> Problem statement
Set down the records once more, please, exactly and with the pictures left out.

> Source records
--

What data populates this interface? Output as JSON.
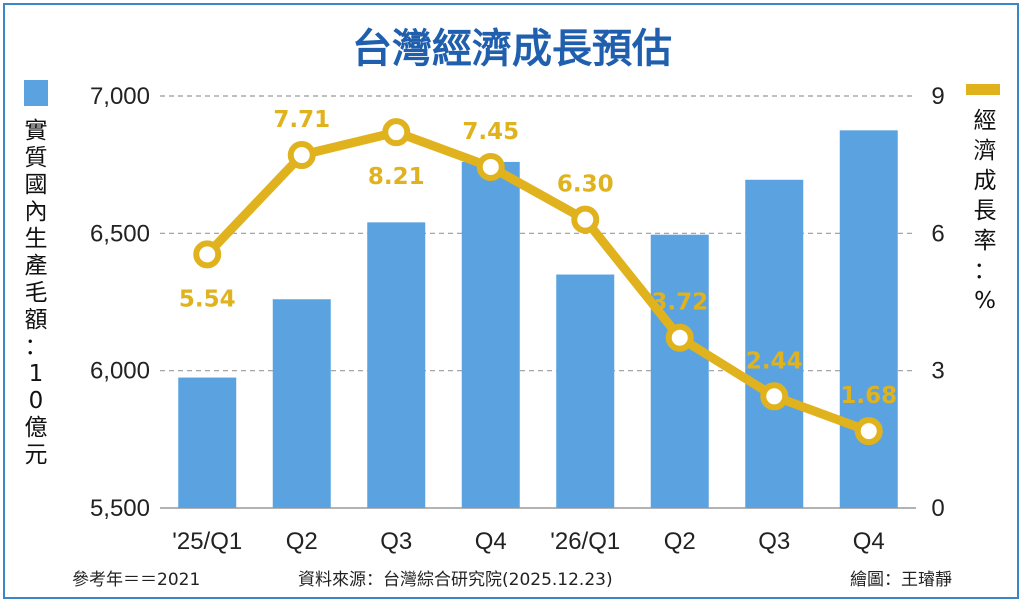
{
  "chart_data": {
    "type": "bar+line",
    "title": "台灣經濟成長預估",
    "categories": [
      "'25/Q1",
      "Q2",
      "Q3",
      "Q4",
      "'26/Q1",
      "Q2",
      "Q3",
      "Q4"
    ],
    "series": [
      {
        "name": "實質國內生產毛額：10億元",
        "type": "bar",
        "axis": "left",
        "values": [
          5975,
          6260,
          6540,
          6760,
          6350,
          6495,
          6695,
          6875
        ],
        "color": "#5ba3e0"
      },
      {
        "name": "經濟成長率：%",
        "type": "line",
        "axis": "right",
        "values": [
          5.54,
          7.71,
          8.21,
          7.45,
          6.3,
          3.72,
          2.44,
          1.68
        ],
        "labels": [
          "5.54",
          "7.71",
          "8.21",
          "7.45",
          "6.30",
          "3.72",
          "2.44",
          "1.68"
        ],
        "color": "#e0b21e"
      }
    ],
    "y_left": {
      "label": "實質國內生產毛額：10億元",
      "range": [
        5500,
        7000
      ],
      "ticks": [
        5500,
        6000,
        6500,
        7000
      ],
      "tick_labels": [
        "5,500",
        "6,000",
        "6,500",
        "7,000"
      ]
    },
    "y_right": {
      "label": "經濟成長率：%",
      "range": [
        0,
        9
      ],
      "ticks": [
        0,
        3,
        6,
        9
      ],
      "tick_labels": [
        "0",
        "3",
        "6",
        "9"
      ]
    },
    "grid": "horizontal-dashed",
    "legend": "top-left (bars), top-right (line)"
  },
  "footer": {
    "base_year": "參考年＝＝2021",
    "source": "資料來源：台灣綜合研究院(2025.12.23)",
    "credit": "繪圖：王璿靜"
  }
}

--

> The output
What data populates this interface? Output as JSON.
{
  "chart_data": {
    "type": "bar+line",
    "title": "台灣經濟成長預估",
    "categories": [
      "'25/Q1",
      "Q2",
      "Q3",
      "Q4",
      "'26/Q1",
      "Q2",
      "Q3",
      "Q4"
    ],
    "series": [
      {
        "name": "實質國內生產毛額：10億元",
        "type": "bar",
        "axis": "left",
        "values": [
          5975,
          6260,
          6540,
          6760,
          6350,
          6495,
          6695,
          6875
        ],
        "color": "#5ba3e0"
      },
      {
        "name": "經濟成長率：%",
        "type": "line",
        "axis": "right",
        "values": [
          5.54,
          7.71,
          8.21,
          7.45,
          6.3,
          3.72,
          2.44,
          1.68
        ],
        "labels": [
          "5.54",
          "7.71",
          "8.21",
          "7.45",
          "6.30",
          "3.72",
          "2.44",
          "1.68"
        ],
        "color": "#e0b21e"
      }
    ],
    "y_left": {
      "label": "實質國內生產毛額：10億元",
      "range": [
        5500,
        7000
      ],
      "ticks": [
        5500,
        6000,
        6500,
        7000
      ],
      "tick_labels": [
        "5,500",
        "6,000",
        "6,500",
        "7,000"
      ]
    },
    "y_right": {
      "label": "經濟成長率：%",
      "range": [
        0,
        9
      ],
      "ticks": [
        0,
        3,
        6,
        9
      ],
      "tick_labels": [
        "0",
        "3",
        "6",
        "9"
      ]
    },
    "grid": "horizontal-dashed",
    "legend": "top-left (bars), top-right (line)"
  },
  "footer": {
    "base_year": "參考年＝＝2021",
    "source": "資料來源：台灣綜合研究院(2025.12.23)",
    "credit": "繪圖：王璿靜"
  }
}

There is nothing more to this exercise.